Items from a data source:
|---|

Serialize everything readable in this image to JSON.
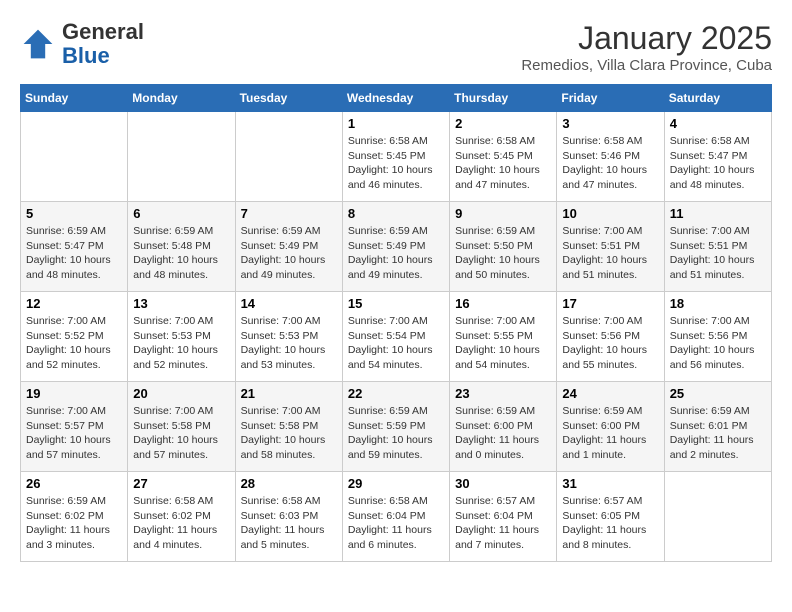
{
  "header": {
    "logo_general": "General",
    "logo_blue": "Blue",
    "month": "January 2025",
    "location": "Remedios, Villa Clara Province, Cuba"
  },
  "days_of_week": [
    "Sunday",
    "Monday",
    "Tuesday",
    "Wednesday",
    "Thursday",
    "Friday",
    "Saturday"
  ],
  "weeks": [
    [
      {
        "day": "",
        "info": ""
      },
      {
        "day": "",
        "info": ""
      },
      {
        "day": "",
        "info": ""
      },
      {
        "day": "1",
        "info": "Sunrise: 6:58 AM\nSunset: 5:45 PM\nDaylight: 10 hours\nand 46 minutes."
      },
      {
        "day": "2",
        "info": "Sunrise: 6:58 AM\nSunset: 5:45 PM\nDaylight: 10 hours\nand 47 minutes."
      },
      {
        "day": "3",
        "info": "Sunrise: 6:58 AM\nSunset: 5:46 PM\nDaylight: 10 hours\nand 47 minutes."
      },
      {
        "day": "4",
        "info": "Sunrise: 6:58 AM\nSunset: 5:47 PM\nDaylight: 10 hours\nand 48 minutes."
      }
    ],
    [
      {
        "day": "5",
        "info": "Sunrise: 6:59 AM\nSunset: 5:47 PM\nDaylight: 10 hours\nand 48 minutes."
      },
      {
        "day": "6",
        "info": "Sunrise: 6:59 AM\nSunset: 5:48 PM\nDaylight: 10 hours\nand 48 minutes."
      },
      {
        "day": "7",
        "info": "Sunrise: 6:59 AM\nSunset: 5:49 PM\nDaylight: 10 hours\nand 49 minutes."
      },
      {
        "day": "8",
        "info": "Sunrise: 6:59 AM\nSunset: 5:49 PM\nDaylight: 10 hours\nand 49 minutes."
      },
      {
        "day": "9",
        "info": "Sunrise: 6:59 AM\nSunset: 5:50 PM\nDaylight: 10 hours\nand 50 minutes."
      },
      {
        "day": "10",
        "info": "Sunrise: 7:00 AM\nSunset: 5:51 PM\nDaylight: 10 hours\nand 51 minutes."
      },
      {
        "day": "11",
        "info": "Sunrise: 7:00 AM\nSunset: 5:51 PM\nDaylight: 10 hours\nand 51 minutes."
      }
    ],
    [
      {
        "day": "12",
        "info": "Sunrise: 7:00 AM\nSunset: 5:52 PM\nDaylight: 10 hours\nand 52 minutes."
      },
      {
        "day": "13",
        "info": "Sunrise: 7:00 AM\nSunset: 5:53 PM\nDaylight: 10 hours\nand 52 minutes."
      },
      {
        "day": "14",
        "info": "Sunrise: 7:00 AM\nSunset: 5:53 PM\nDaylight: 10 hours\nand 53 minutes."
      },
      {
        "day": "15",
        "info": "Sunrise: 7:00 AM\nSunset: 5:54 PM\nDaylight: 10 hours\nand 54 minutes."
      },
      {
        "day": "16",
        "info": "Sunrise: 7:00 AM\nSunset: 5:55 PM\nDaylight: 10 hours\nand 54 minutes."
      },
      {
        "day": "17",
        "info": "Sunrise: 7:00 AM\nSunset: 5:56 PM\nDaylight: 10 hours\nand 55 minutes."
      },
      {
        "day": "18",
        "info": "Sunrise: 7:00 AM\nSunset: 5:56 PM\nDaylight: 10 hours\nand 56 minutes."
      }
    ],
    [
      {
        "day": "19",
        "info": "Sunrise: 7:00 AM\nSunset: 5:57 PM\nDaylight: 10 hours\nand 57 minutes."
      },
      {
        "day": "20",
        "info": "Sunrise: 7:00 AM\nSunset: 5:58 PM\nDaylight: 10 hours\nand 57 minutes."
      },
      {
        "day": "21",
        "info": "Sunrise: 7:00 AM\nSunset: 5:58 PM\nDaylight: 10 hours\nand 58 minutes."
      },
      {
        "day": "22",
        "info": "Sunrise: 6:59 AM\nSunset: 5:59 PM\nDaylight: 10 hours\nand 59 minutes."
      },
      {
        "day": "23",
        "info": "Sunrise: 6:59 AM\nSunset: 6:00 PM\nDaylight: 11 hours\nand 0 minutes."
      },
      {
        "day": "24",
        "info": "Sunrise: 6:59 AM\nSunset: 6:00 PM\nDaylight: 11 hours\nand 1 minute."
      },
      {
        "day": "25",
        "info": "Sunrise: 6:59 AM\nSunset: 6:01 PM\nDaylight: 11 hours\nand 2 minutes."
      }
    ],
    [
      {
        "day": "26",
        "info": "Sunrise: 6:59 AM\nSunset: 6:02 PM\nDaylight: 11 hours\nand 3 minutes."
      },
      {
        "day": "27",
        "info": "Sunrise: 6:58 AM\nSunset: 6:02 PM\nDaylight: 11 hours\nand 4 minutes."
      },
      {
        "day": "28",
        "info": "Sunrise: 6:58 AM\nSunset: 6:03 PM\nDaylight: 11 hours\nand 5 minutes."
      },
      {
        "day": "29",
        "info": "Sunrise: 6:58 AM\nSunset: 6:04 PM\nDaylight: 11 hours\nand 6 minutes."
      },
      {
        "day": "30",
        "info": "Sunrise: 6:57 AM\nSunset: 6:04 PM\nDaylight: 11 hours\nand 7 minutes."
      },
      {
        "day": "31",
        "info": "Sunrise: 6:57 AM\nSunset: 6:05 PM\nDaylight: 11 hours\nand 8 minutes."
      },
      {
        "day": "",
        "info": ""
      }
    ]
  ]
}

|---|

What you need to do:
Working from the material above, transcribe it exactly while omitting pictures.

Solution below:
Serialize everything readable in this image to JSON.
{
  "header": {
    "logo_general": "General",
    "logo_blue": "Blue",
    "month": "January 2025",
    "location": "Remedios, Villa Clara Province, Cuba"
  },
  "days_of_week": [
    "Sunday",
    "Monday",
    "Tuesday",
    "Wednesday",
    "Thursday",
    "Friday",
    "Saturday"
  ],
  "weeks": [
    [
      {
        "day": "",
        "info": ""
      },
      {
        "day": "",
        "info": ""
      },
      {
        "day": "",
        "info": ""
      },
      {
        "day": "1",
        "info": "Sunrise: 6:58 AM\nSunset: 5:45 PM\nDaylight: 10 hours\nand 46 minutes."
      },
      {
        "day": "2",
        "info": "Sunrise: 6:58 AM\nSunset: 5:45 PM\nDaylight: 10 hours\nand 47 minutes."
      },
      {
        "day": "3",
        "info": "Sunrise: 6:58 AM\nSunset: 5:46 PM\nDaylight: 10 hours\nand 47 minutes."
      },
      {
        "day": "4",
        "info": "Sunrise: 6:58 AM\nSunset: 5:47 PM\nDaylight: 10 hours\nand 48 minutes."
      }
    ],
    [
      {
        "day": "5",
        "info": "Sunrise: 6:59 AM\nSunset: 5:47 PM\nDaylight: 10 hours\nand 48 minutes."
      },
      {
        "day": "6",
        "info": "Sunrise: 6:59 AM\nSunset: 5:48 PM\nDaylight: 10 hours\nand 48 minutes."
      },
      {
        "day": "7",
        "info": "Sunrise: 6:59 AM\nSunset: 5:49 PM\nDaylight: 10 hours\nand 49 minutes."
      },
      {
        "day": "8",
        "info": "Sunrise: 6:59 AM\nSunset: 5:49 PM\nDaylight: 10 hours\nand 49 minutes."
      },
      {
        "day": "9",
        "info": "Sunrise: 6:59 AM\nSunset: 5:50 PM\nDaylight: 10 hours\nand 50 minutes."
      },
      {
        "day": "10",
        "info": "Sunrise: 7:00 AM\nSunset: 5:51 PM\nDaylight: 10 hours\nand 51 minutes."
      },
      {
        "day": "11",
        "info": "Sunrise: 7:00 AM\nSunset: 5:51 PM\nDaylight: 10 hours\nand 51 minutes."
      }
    ],
    [
      {
        "day": "12",
        "info": "Sunrise: 7:00 AM\nSunset: 5:52 PM\nDaylight: 10 hours\nand 52 minutes."
      },
      {
        "day": "13",
        "info": "Sunrise: 7:00 AM\nSunset: 5:53 PM\nDaylight: 10 hours\nand 52 minutes."
      },
      {
        "day": "14",
        "info": "Sunrise: 7:00 AM\nSunset: 5:53 PM\nDaylight: 10 hours\nand 53 minutes."
      },
      {
        "day": "15",
        "info": "Sunrise: 7:00 AM\nSunset: 5:54 PM\nDaylight: 10 hours\nand 54 minutes."
      },
      {
        "day": "16",
        "info": "Sunrise: 7:00 AM\nSunset: 5:55 PM\nDaylight: 10 hours\nand 54 minutes."
      },
      {
        "day": "17",
        "info": "Sunrise: 7:00 AM\nSunset: 5:56 PM\nDaylight: 10 hours\nand 55 minutes."
      },
      {
        "day": "18",
        "info": "Sunrise: 7:00 AM\nSunset: 5:56 PM\nDaylight: 10 hours\nand 56 minutes."
      }
    ],
    [
      {
        "day": "19",
        "info": "Sunrise: 7:00 AM\nSunset: 5:57 PM\nDaylight: 10 hours\nand 57 minutes."
      },
      {
        "day": "20",
        "info": "Sunrise: 7:00 AM\nSunset: 5:58 PM\nDaylight: 10 hours\nand 57 minutes."
      },
      {
        "day": "21",
        "info": "Sunrise: 7:00 AM\nSunset: 5:58 PM\nDaylight: 10 hours\nand 58 minutes."
      },
      {
        "day": "22",
        "info": "Sunrise: 6:59 AM\nSunset: 5:59 PM\nDaylight: 10 hours\nand 59 minutes."
      },
      {
        "day": "23",
        "info": "Sunrise: 6:59 AM\nSunset: 6:00 PM\nDaylight: 11 hours\nand 0 minutes."
      },
      {
        "day": "24",
        "info": "Sunrise: 6:59 AM\nSunset: 6:00 PM\nDaylight: 11 hours\nand 1 minute."
      },
      {
        "day": "25",
        "info": "Sunrise: 6:59 AM\nSunset: 6:01 PM\nDaylight: 11 hours\nand 2 minutes."
      }
    ],
    [
      {
        "day": "26",
        "info": "Sunrise: 6:59 AM\nSunset: 6:02 PM\nDaylight: 11 hours\nand 3 minutes."
      },
      {
        "day": "27",
        "info": "Sunrise: 6:58 AM\nSunset: 6:02 PM\nDaylight: 11 hours\nand 4 minutes."
      },
      {
        "day": "28",
        "info": "Sunrise: 6:58 AM\nSunset: 6:03 PM\nDaylight: 11 hours\nand 5 minutes."
      },
      {
        "day": "29",
        "info": "Sunrise: 6:58 AM\nSunset: 6:04 PM\nDaylight: 11 hours\nand 6 minutes."
      },
      {
        "day": "30",
        "info": "Sunrise: 6:57 AM\nSunset: 6:04 PM\nDaylight: 11 hours\nand 7 minutes."
      },
      {
        "day": "31",
        "info": "Sunrise: 6:57 AM\nSunset: 6:05 PM\nDaylight: 11 hours\nand 8 minutes."
      },
      {
        "day": "",
        "info": ""
      }
    ]
  ]
}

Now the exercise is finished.